** Start of Stored records **

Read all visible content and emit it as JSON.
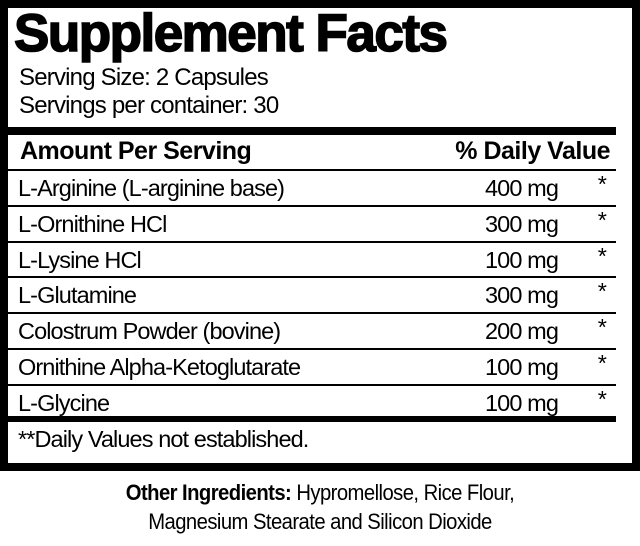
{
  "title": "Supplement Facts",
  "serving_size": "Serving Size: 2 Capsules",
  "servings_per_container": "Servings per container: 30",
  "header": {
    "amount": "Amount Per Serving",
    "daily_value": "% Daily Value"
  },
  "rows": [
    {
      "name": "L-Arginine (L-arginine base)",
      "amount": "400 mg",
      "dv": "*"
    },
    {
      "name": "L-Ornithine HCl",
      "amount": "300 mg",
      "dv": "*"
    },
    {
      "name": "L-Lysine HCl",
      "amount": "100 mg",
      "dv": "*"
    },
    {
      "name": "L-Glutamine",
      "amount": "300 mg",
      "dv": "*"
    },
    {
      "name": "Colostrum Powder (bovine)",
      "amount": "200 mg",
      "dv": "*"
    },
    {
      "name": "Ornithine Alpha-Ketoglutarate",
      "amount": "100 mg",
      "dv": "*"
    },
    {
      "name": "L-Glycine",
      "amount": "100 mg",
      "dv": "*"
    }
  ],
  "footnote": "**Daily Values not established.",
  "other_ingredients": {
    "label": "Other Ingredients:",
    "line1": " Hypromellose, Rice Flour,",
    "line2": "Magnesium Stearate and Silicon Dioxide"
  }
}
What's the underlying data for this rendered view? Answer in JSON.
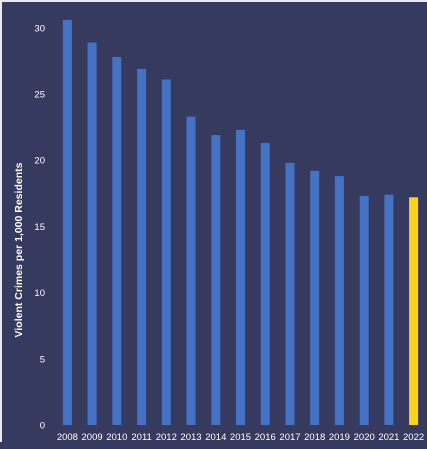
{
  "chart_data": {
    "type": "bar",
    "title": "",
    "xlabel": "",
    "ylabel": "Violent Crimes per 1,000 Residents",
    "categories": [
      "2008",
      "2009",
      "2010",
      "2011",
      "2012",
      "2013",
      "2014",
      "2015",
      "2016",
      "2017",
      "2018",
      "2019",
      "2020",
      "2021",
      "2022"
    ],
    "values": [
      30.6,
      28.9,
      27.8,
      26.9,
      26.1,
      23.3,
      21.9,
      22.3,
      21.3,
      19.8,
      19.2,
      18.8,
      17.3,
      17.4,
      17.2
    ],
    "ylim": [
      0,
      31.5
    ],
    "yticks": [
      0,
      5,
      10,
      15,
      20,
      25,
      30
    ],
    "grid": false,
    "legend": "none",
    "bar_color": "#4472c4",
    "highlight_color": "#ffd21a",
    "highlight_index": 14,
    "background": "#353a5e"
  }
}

** End of Stored records **

Pick out every line of the listing containing the word "name", and show those lines.

      "name": "L-Arginine (L-arginine base)",
      "name": "L-Ornithine HCl",
      "name": "L-Lysine HCl",
      "name": "L-Glutamine",
      "name": "Colostrum Powder (bovine)",
      "name": "Ornithine Alpha-Ketoglutarate",
      "name": "L-Glycine",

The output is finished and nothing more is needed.